- [Problem requirements]:
Determine which lines contain the word "title", then copy those lines.

Dataset listings of figures:
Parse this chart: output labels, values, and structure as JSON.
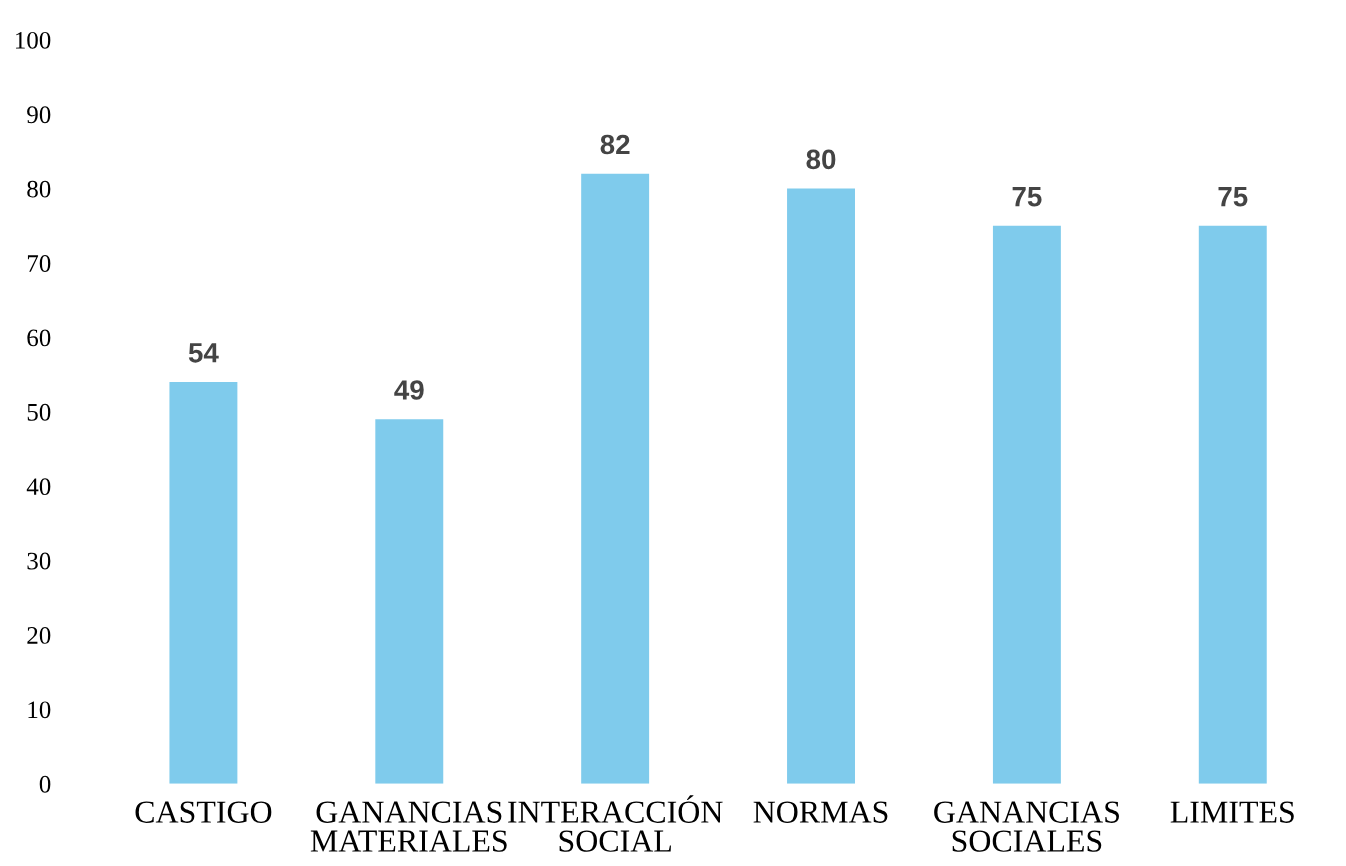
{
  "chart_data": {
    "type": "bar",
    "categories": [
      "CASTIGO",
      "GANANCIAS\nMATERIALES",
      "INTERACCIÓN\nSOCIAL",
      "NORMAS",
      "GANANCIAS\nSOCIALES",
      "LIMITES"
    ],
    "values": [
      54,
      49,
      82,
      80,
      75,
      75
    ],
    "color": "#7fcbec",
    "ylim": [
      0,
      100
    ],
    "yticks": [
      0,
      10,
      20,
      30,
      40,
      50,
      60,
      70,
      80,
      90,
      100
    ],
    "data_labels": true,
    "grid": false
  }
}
* * *
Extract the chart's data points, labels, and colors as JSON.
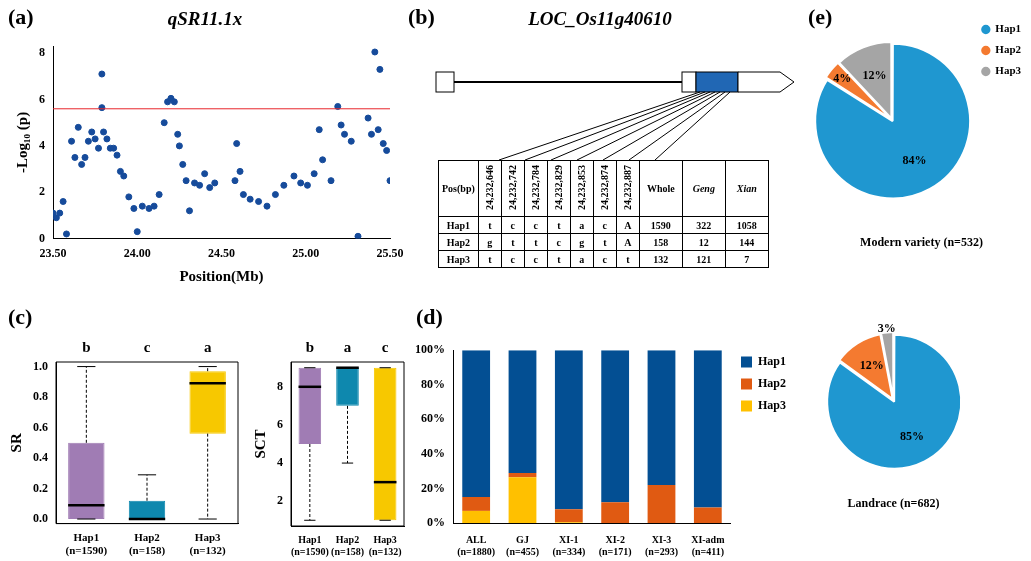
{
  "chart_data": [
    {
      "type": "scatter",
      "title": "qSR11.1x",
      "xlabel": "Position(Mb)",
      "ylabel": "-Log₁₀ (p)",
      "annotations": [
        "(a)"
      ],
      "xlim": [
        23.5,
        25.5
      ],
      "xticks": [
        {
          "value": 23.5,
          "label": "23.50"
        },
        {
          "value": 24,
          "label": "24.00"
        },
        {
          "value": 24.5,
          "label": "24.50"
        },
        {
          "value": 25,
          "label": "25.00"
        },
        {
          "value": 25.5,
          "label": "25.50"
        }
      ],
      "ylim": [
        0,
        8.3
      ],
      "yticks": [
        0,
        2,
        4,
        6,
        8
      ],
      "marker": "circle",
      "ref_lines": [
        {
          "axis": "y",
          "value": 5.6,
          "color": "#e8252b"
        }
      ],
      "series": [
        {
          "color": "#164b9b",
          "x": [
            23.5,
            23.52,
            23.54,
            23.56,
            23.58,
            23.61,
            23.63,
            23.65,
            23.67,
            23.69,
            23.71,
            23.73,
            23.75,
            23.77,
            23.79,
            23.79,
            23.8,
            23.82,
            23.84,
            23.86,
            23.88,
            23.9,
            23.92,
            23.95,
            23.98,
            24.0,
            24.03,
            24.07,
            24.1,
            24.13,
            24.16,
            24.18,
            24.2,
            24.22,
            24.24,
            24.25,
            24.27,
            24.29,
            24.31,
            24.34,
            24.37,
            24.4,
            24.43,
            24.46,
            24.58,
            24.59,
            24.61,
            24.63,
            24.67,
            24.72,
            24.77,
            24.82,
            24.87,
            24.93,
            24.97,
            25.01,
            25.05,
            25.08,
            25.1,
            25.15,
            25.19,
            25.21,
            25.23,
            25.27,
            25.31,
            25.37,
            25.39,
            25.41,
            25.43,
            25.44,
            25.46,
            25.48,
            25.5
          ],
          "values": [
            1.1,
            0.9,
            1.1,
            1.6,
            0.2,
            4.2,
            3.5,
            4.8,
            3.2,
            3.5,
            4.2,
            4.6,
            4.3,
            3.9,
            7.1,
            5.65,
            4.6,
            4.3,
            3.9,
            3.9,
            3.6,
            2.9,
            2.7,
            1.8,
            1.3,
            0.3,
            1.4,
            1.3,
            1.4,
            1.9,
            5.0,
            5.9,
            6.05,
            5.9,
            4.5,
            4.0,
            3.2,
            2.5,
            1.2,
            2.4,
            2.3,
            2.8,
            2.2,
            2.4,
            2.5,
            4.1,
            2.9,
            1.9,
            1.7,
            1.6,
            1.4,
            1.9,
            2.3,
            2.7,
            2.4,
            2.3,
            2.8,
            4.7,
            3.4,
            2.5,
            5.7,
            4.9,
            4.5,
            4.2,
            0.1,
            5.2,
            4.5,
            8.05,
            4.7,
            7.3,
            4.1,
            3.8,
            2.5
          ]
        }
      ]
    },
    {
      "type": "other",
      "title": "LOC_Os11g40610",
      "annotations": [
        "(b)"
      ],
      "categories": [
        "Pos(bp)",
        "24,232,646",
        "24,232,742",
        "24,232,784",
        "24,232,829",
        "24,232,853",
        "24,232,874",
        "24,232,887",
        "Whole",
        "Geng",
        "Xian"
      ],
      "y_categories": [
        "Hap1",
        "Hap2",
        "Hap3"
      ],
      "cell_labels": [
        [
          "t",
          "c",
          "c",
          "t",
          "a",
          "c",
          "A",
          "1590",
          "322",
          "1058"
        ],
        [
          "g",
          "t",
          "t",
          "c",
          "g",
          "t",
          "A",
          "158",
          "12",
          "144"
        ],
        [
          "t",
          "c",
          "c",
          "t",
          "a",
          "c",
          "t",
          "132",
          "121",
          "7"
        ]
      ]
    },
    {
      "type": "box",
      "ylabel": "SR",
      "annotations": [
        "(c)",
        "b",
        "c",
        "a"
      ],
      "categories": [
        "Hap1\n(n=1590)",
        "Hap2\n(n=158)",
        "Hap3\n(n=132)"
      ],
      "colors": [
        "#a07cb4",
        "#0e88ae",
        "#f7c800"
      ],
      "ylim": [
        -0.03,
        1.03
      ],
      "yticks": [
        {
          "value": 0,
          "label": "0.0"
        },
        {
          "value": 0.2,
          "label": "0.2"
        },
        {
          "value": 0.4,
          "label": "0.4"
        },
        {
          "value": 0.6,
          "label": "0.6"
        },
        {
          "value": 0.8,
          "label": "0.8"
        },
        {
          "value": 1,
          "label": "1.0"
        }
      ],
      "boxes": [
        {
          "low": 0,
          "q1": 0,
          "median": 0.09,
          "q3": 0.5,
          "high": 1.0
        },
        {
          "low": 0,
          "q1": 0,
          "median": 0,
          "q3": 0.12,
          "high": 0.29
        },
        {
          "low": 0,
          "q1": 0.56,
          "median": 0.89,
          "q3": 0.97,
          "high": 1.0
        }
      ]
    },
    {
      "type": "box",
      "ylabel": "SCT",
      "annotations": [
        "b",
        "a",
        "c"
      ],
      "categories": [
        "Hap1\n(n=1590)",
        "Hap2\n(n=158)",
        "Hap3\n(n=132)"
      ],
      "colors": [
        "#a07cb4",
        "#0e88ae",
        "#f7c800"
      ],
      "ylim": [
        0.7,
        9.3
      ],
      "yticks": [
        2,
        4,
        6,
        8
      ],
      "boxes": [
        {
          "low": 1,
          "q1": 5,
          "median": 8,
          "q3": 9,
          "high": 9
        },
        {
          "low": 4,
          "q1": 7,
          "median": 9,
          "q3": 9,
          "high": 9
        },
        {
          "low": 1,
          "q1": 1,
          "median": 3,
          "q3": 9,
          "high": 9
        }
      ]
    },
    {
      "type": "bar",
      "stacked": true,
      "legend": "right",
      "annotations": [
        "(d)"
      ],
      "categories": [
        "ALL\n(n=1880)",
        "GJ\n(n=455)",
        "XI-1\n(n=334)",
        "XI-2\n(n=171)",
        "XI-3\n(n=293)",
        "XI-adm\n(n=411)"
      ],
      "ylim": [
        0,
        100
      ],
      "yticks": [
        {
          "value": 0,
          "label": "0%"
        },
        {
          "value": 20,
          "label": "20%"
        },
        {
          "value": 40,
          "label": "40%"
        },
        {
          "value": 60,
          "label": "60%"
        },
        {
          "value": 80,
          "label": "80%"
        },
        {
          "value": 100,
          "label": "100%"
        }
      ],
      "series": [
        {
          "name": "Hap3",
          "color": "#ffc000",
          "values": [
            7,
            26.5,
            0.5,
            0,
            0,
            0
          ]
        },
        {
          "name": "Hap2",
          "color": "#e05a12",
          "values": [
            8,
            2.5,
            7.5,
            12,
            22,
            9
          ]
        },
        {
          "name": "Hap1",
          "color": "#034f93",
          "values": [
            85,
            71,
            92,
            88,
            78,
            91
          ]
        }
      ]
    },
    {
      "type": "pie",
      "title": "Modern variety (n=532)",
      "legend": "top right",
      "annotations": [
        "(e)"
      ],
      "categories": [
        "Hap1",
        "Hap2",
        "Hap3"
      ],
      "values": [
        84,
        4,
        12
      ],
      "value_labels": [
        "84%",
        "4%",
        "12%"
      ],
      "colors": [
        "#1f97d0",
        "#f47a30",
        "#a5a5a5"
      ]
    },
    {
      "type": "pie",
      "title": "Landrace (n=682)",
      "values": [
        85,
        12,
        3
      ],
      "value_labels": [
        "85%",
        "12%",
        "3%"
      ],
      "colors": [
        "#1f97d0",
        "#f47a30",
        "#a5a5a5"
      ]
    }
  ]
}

- [Expected output]:
      "title": "qSR11.1x",
      "title": "LOC_Os11g40610",
      "title": "Modern variety (n=532)",
      "title": "Landrace (n=682)",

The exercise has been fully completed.